THE PROBLEM >> Everything in the listing except the pictures should be written out exactly.

RECORDS SUPPLIED >>
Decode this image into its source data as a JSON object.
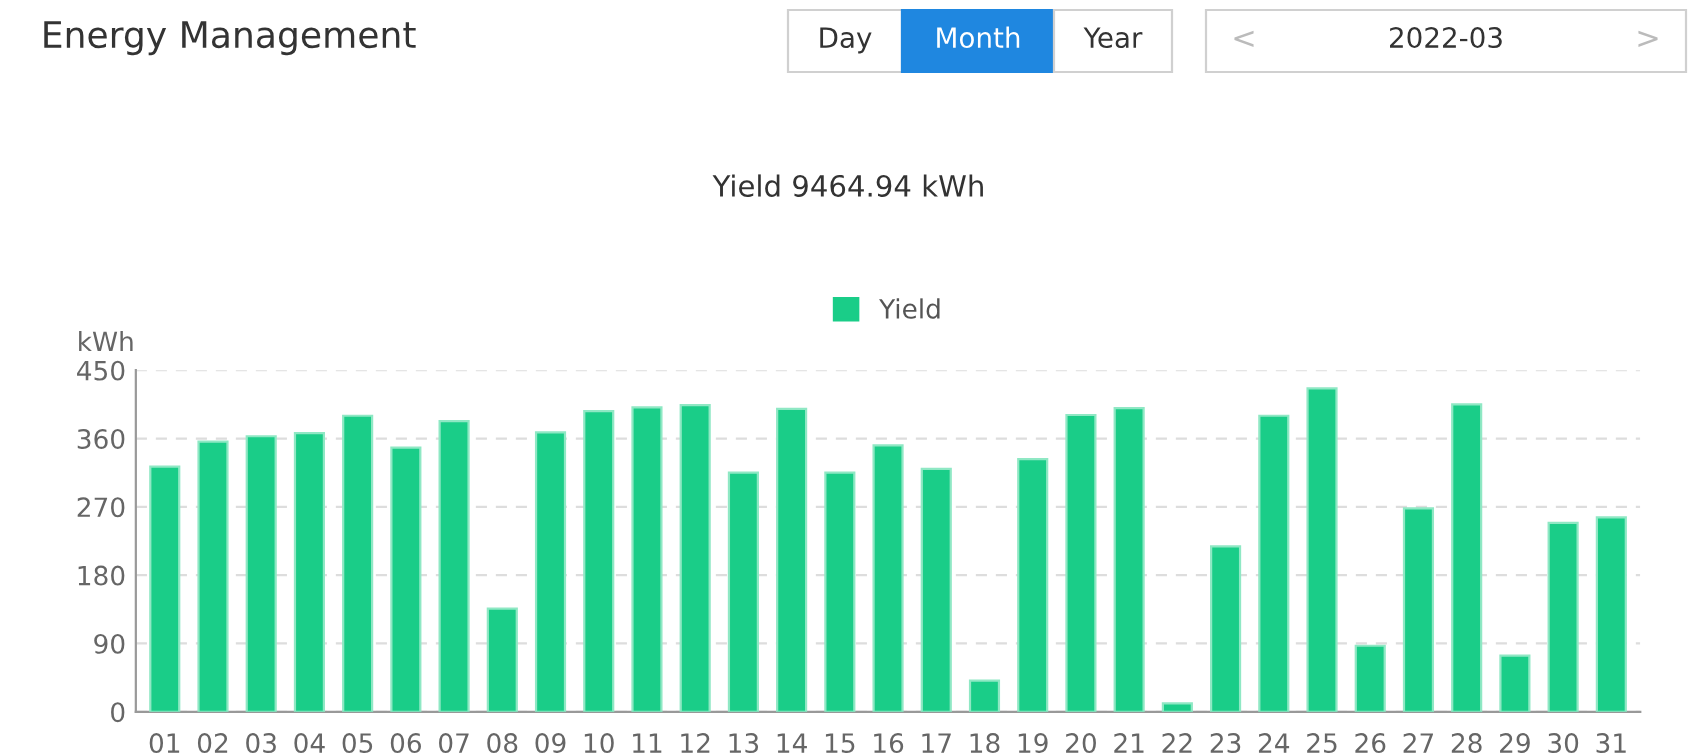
{
  "chart_data": {
    "type": "bar",
    "title": "Energy Management",
    "subtitle": "Yield 9464.94 kWh",
    "ylabel": "kWh",
    "annotations": [
      "Day",
      "Month",
      "Year",
      "<",
      "2022-03",
      ">"
    ],
    "categories": [
      "01",
      "02",
      "03",
      "04",
      "05",
      "06",
      "07",
      "08",
      "09",
      "10",
      "11",
      "12",
      "13",
      "14",
      "15",
      "16",
      "17",
      "18",
      "19",
      "20",
      "21",
      "22",
      "23",
      "24",
      "25",
      "26",
      "27",
      "28",
      "29",
      "30",
      "31"
    ],
    "series": [
      {
        "name": "Yield",
        "color": "#1acd88",
        "values": [
          323,
          356,
          363,
          367,
          390,
          348,
          383,
          136,
          368,
          396,
          401,
          404,
          315,
          399,
          315,
          351,
          320,
          41,
          333,
          391,
          400,
          11,
          218,
          390,
          426,
          87,
          268,
          405,
          74,
          249,
          256
        ]
      }
    ],
    "ylim": [
      0,
      450
    ],
    "yticks": [
      0,
      90,
      180,
      270,
      360,
      450
    ],
    "grid": "y",
    "legend": "top"
  }
}
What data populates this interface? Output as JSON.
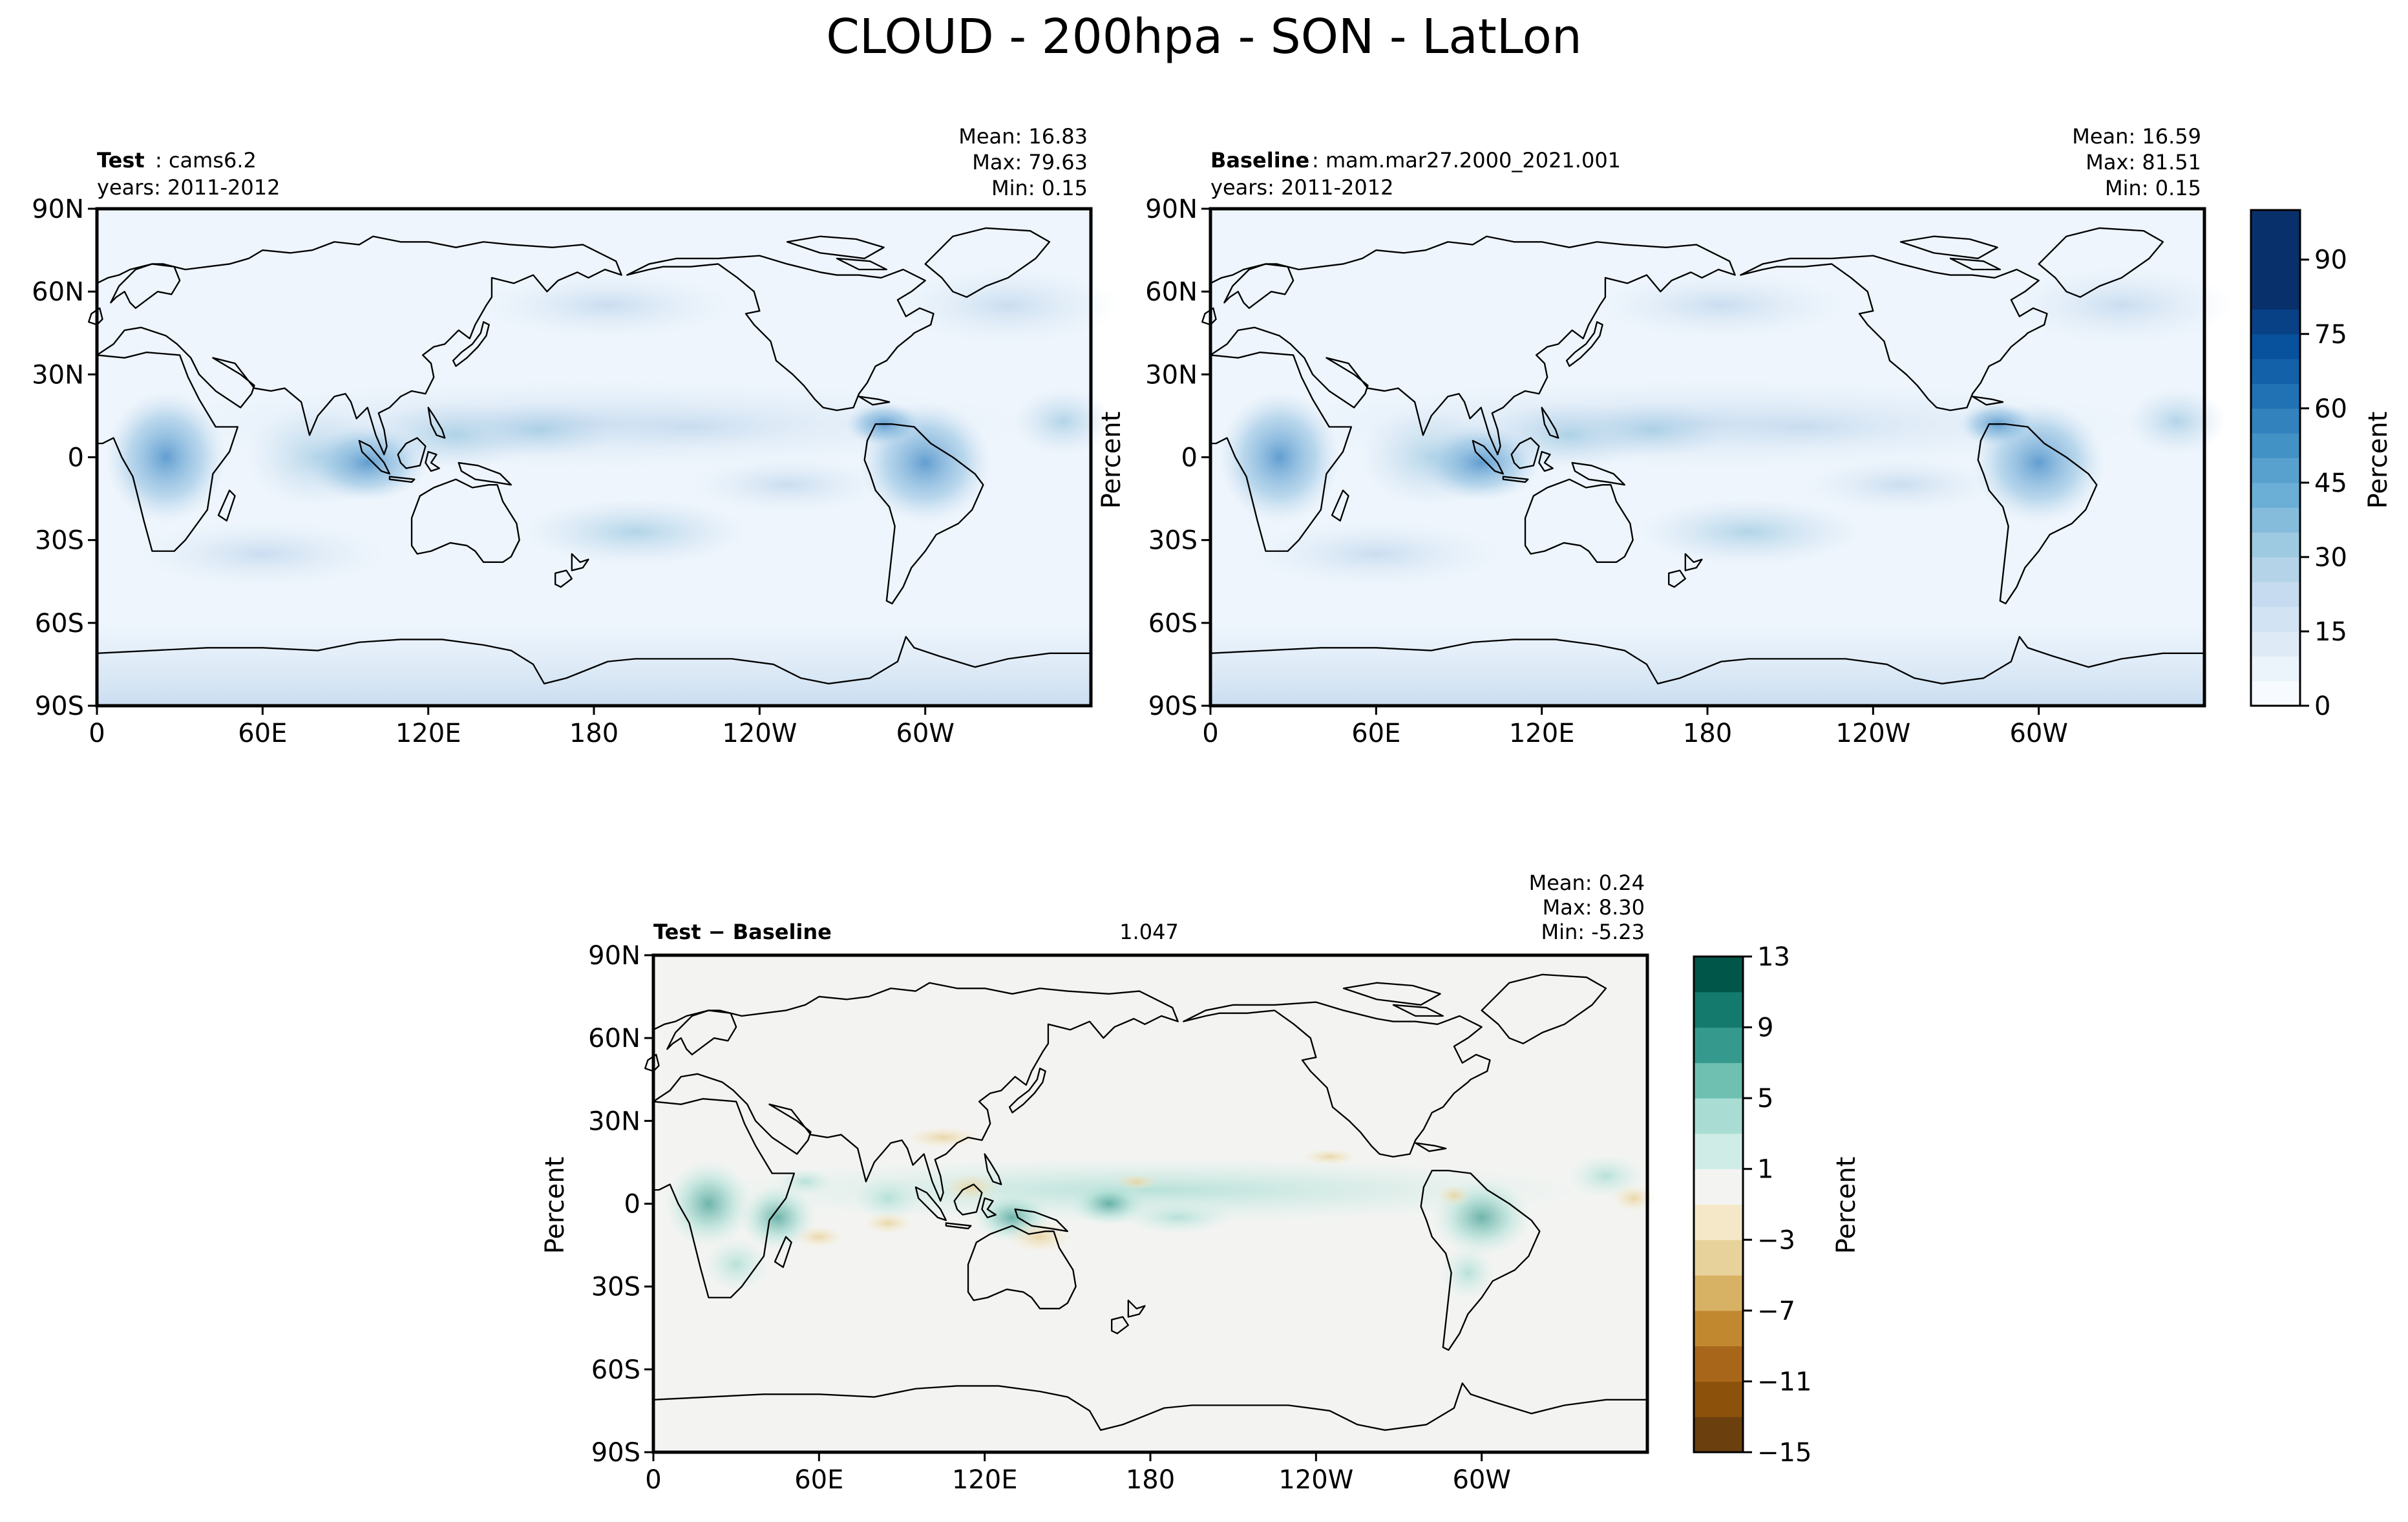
{
  "figure_title": "CLOUD - 200hpa - SON - LatLon",
  "chart_data": [
    {
      "type": "heatmap",
      "panel": "test",
      "label_bold": "Test",
      "label_rest": ": cams6.2",
      "years": "years: 2011-2012",
      "stats": [
        "Mean: 16.83",
        "Max: 79.63",
        "Min:  0.15"
      ],
      "xticks": [
        "0",
        "60E",
        "120E",
        "180",
        "120W",
        "60W"
      ],
      "xtick_values": [
        0,
        60,
        120,
        180,
        240,
        300
      ],
      "xlim": [
        0,
        360
      ],
      "yticks": [
        "90N",
        "60N",
        "30N",
        "0",
        "30S",
        "60S",
        "90S"
      ],
      "ytick_values": [
        90,
        60,
        30,
        0,
        -30,
        -60,
        -90
      ],
      "ylim": [
        -90,
        90
      ],
      "ylabel": "",
      "variable": "cloud fraction at 200 hPa",
      "units": "Percent",
      "mean": 16.83,
      "max": 79.63,
      "min": 0.15
    },
    {
      "type": "heatmap",
      "panel": "baseline",
      "label_bold": "Baseline",
      "label_rest": ": mam.mar27.2000_2021.001",
      "years": "years: 2011-2012",
      "stats": [
        "Mean: 16.59",
        "Max: 81.51",
        "Min:  0.15"
      ],
      "xticks": [
        "0",
        "60E",
        "120E",
        "180",
        "120W",
        "60W"
      ],
      "xtick_values": [
        0,
        60,
        120,
        180,
        240,
        300
      ],
      "xlim": [
        0,
        360
      ],
      "yticks": [
        "90N",
        "60N",
        "30N",
        "0",
        "30S",
        "60S",
        "90S"
      ],
      "ytick_values": [
        90,
        60,
        30,
        0,
        -30,
        -60,
        -90
      ],
      "ylim": [
        -90,
        90
      ],
      "ylabel": "Percent",
      "units": "Percent",
      "mean": 16.59,
      "max": 81.51,
      "min": 0.15
    },
    {
      "type": "heatmap",
      "panel": "difference",
      "label_bold": "Test − Baseline",
      "rmse": 1.047,
      "stats": [
        "Mean:  0.24",
        "Max:  8.30",
        "Min: -5.23"
      ],
      "xticks": [
        "0",
        "60E",
        "120E",
        "180",
        "120W",
        "60W"
      ],
      "xtick_values": [
        0,
        60,
        120,
        180,
        240,
        300
      ],
      "xlim": [
        0,
        360
      ],
      "yticks": [
        "90N",
        "60N",
        "30N",
        "0",
        "30S",
        "60S",
        "90S"
      ],
      "ytick_values": [
        90,
        60,
        30,
        0,
        -30,
        -60,
        -90
      ],
      "ylim": [
        -90,
        90
      ],
      "ylabel": "Percent",
      "units": "Percent",
      "mean": 0.24,
      "max": 8.3,
      "min": -5.23
    }
  ],
  "colorbars": {
    "main": {
      "label": "Percent",
      "range": [
        0,
        100
      ],
      "ticks": [
        "0",
        "15",
        "30",
        "45",
        "60",
        "75",
        "90"
      ],
      "tick_values": [
        0,
        15,
        30,
        45,
        60,
        75,
        90
      ],
      "levels": [
        0,
        5,
        10,
        15,
        20,
        25,
        30,
        35,
        40,
        45,
        50,
        55,
        60,
        65,
        70,
        75,
        80,
        85,
        90,
        95,
        100
      ],
      "colors": [
        "#f7fbff",
        "#ebf3fb",
        "#deebf7",
        "#d2e3f3",
        "#c6dbef",
        "#b4d3e9",
        "#9ecae1",
        "#85bcdc",
        "#6baed6",
        "#58a1cf",
        "#4292c6",
        "#3282be",
        "#2171b5",
        "#1361a9",
        "#08519c",
        "#084185",
        "#08306b",
        "#08306b",
        "#08306b",
        "#08306b"
      ]
    },
    "diff": {
      "label": "Percent",
      "range": [
        -15,
        13
      ],
      "ticks": [
        "13",
        "9",
        "5",
        "1",
        "−3",
        "−7",
        "−11",
        "−15"
      ],
      "tick_values": [
        13,
        9,
        5,
        1,
        -3,
        -7,
        -11,
        -15
      ],
      "levels": [
        -15,
        -13,
        -11,
        -9,
        -7,
        -5,
        -3,
        -1,
        1,
        3,
        5,
        7,
        9,
        11,
        13
      ],
      "colors": [
        "#6b3f0e",
        "#8c510a",
        "#a8661b",
        "#c2882f",
        "#d8b264",
        "#e8d29c",
        "#f5e8c8",
        "#f3f4f2",
        "#d0ece6",
        "#a9ddd3",
        "#6fc0b1",
        "#36998d",
        "#147a6e",
        "#01564a"
      ]
    }
  }
}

CORRECT RESPONSE >>
Decode this image into its source data as a JSON object.
{
  "chart_data": {
    "type": "bar",
    "title": "Energy Management",
    "subtitle": "Yield 9464.94 kWh",
    "ylabel": "kWh",
    "annotations": [
      "Day",
      "Month",
      "Year",
      "<",
      "2022-03",
      ">"
    ],
    "categories": [
      "01",
      "02",
      "03",
      "04",
      "05",
      "06",
      "07",
      "08",
      "09",
      "10",
      "11",
      "12",
      "13",
      "14",
      "15",
      "16",
      "17",
      "18",
      "19",
      "20",
      "21",
      "22",
      "23",
      "24",
      "25",
      "26",
      "27",
      "28",
      "29",
      "30",
      "31"
    ],
    "series": [
      {
        "name": "Yield",
        "color": "#1acd88",
        "values": [
          323,
          356,
          363,
          367,
          390,
          348,
          383,
          136,
          368,
          396,
          401,
          404,
          315,
          399,
          315,
          351,
          320,
          41,
          333,
          391,
          400,
          11,
          218,
          390,
          426,
          87,
          268,
          405,
          74,
          249,
          256
        ]
      }
    ],
    "ylim": [
      0,
      450
    ],
    "yticks": [
      0,
      90,
      180,
      270,
      360,
      450
    ],
    "grid": "y",
    "legend": "top"
  }
}
What data populates this interface? Output as JSON.
{
  "figure_title": "CLOUD - 200hpa - SON - LatLon",
  "chart_data": [
    {
      "type": "heatmap",
      "panel": "test",
      "label_bold": "Test",
      "label_rest": ": cams6.2",
      "years": "years: 2011-2012",
      "stats": [
        "Mean: 16.83",
        "Max: 79.63",
        "Min:  0.15"
      ],
      "xticks": [
        "0",
        "60E",
        "120E",
        "180",
        "120W",
        "60W"
      ],
      "xtick_values": [
        0,
        60,
        120,
        180,
        240,
        300
      ],
      "xlim": [
        0,
        360
      ],
      "yticks": [
        "90N",
        "60N",
        "30N",
        "0",
        "30S",
        "60S",
        "90S"
      ],
      "ytick_values": [
        90,
        60,
        30,
        0,
        -30,
        -60,
        -90
      ],
      "ylim": [
        -90,
        90
      ],
      "ylabel": "",
      "variable": "cloud fraction at 200 hPa",
      "units": "Percent",
      "mean": 16.83,
      "max": 79.63,
      "min": 0.15
    },
    {
      "type": "heatmap",
      "panel": "baseline",
      "label_bold": "Baseline",
      "label_rest": ": mam.mar27.2000_2021.001",
      "years": "years: 2011-2012",
      "stats": [
        "Mean: 16.59",
        "Max: 81.51",
        "Min:  0.15"
      ],
      "xticks": [
        "0",
        "60E",
        "120E",
        "180",
        "120W",
        "60W"
      ],
      "xtick_values": [
        0,
        60,
        120,
        180,
        240,
        300
      ],
      "xlim": [
        0,
        360
      ],
      "yticks": [
        "90N",
        "60N",
        "30N",
        "0",
        "30S",
        "60S",
        "90S"
      ],
      "ytick_values": [
        90,
        60,
        30,
        0,
        -30,
        -60,
        -90
      ],
      "ylim": [
        -90,
        90
      ],
      "ylabel": "Percent",
      "units": "Percent",
      "mean": 16.59,
      "max": 81.51,
      "min": 0.15
    },
    {
      "type": "heatmap",
      "panel": "difference",
      "label_bold": "Test − Baseline",
      "rmse": 1.047,
      "stats": [
        "Mean:  0.24",
        "Max:  8.30",
        "Min: -5.23"
      ],
      "xticks": [
        "0",
        "60E",
        "120E",
        "180",
        "120W",
        "60W"
      ],
      "xtick_values": [
        0,
        60,
        120,
        180,
        240,
        300
      ],
      "xlim": [
        0,
        360
      ],
      "yticks": [
        "90N",
        "60N",
        "30N",
        "0",
        "30S",
        "60S",
        "90S"
      ],
      "ytick_values": [
        90,
        60,
        30,
        0,
        -30,
        -60,
        -90
      ],
      "ylim": [
        -90,
        90
      ],
      "ylabel": "Percent",
      "units": "Percent",
      "mean": 0.24,
      "max": 8.3,
      "min": -5.23
    }
  ],
  "colorbars": {
    "main": {
      "label": "Percent",
      "range": [
        0,
        100
      ],
      "ticks": [
        "0",
        "15",
        "30",
        "45",
        "60",
        "75",
        "90"
      ],
      "tick_values": [
        0,
        15,
        30,
        45,
        60,
        75,
        90
      ],
      "levels": [
        0,
        5,
        10,
        15,
        20,
        25,
        30,
        35,
        40,
        45,
        50,
        55,
        60,
        65,
        70,
        75,
        80,
        85,
        90,
        95,
        100
      ],
      "colors": [
        "#f7fbff",
        "#ebf3fb",
        "#deebf7",
        "#d2e3f3",
        "#c6dbef",
        "#b4d3e9",
        "#9ecae1",
        "#85bcdc",
        "#6baed6",
        "#58a1cf",
        "#4292c6",
        "#3282be",
        "#2171b5",
        "#1361a9",
        "#08519c",
        "#084185",
        "#08306b",
        "#08306b",
        "#08306b",
        "#08306b"
      ]
    },
    "diff": {
      "label": "Percent",
      "range": [
        -15,
        13
      ],
      "ticks": [
        "13",
        "9",
        "5",
        "1",
        "−3",
        "−7",
        "−11",
        "−15"
      ],
      "tick_values": [
        13,
        9,
        5,
        1,
        -3,
        -7,
        -11,
        -15
      ],
      "levels": [
        -15,
        -13,
        -11,
        -9,
        -7,
        -5,
        -3,
        -1,
        1,
        3,
        5,
        7,
        9,
        11,
        13
      ],
      "colors": [
        "#6b3f0e",
        "#8c510a",
        "#a8661b",
        "#c2882f",
        "#d8b264",
        "#e8d29c",
        "#f5e8c8",
        "#f3f4f2",
        "#d0ece6",
        "#a9ddd3",
        "#6fc0b1",
        "#36998d",
        "#147a6e",
        "#01564a"
      ]
    }
  }
}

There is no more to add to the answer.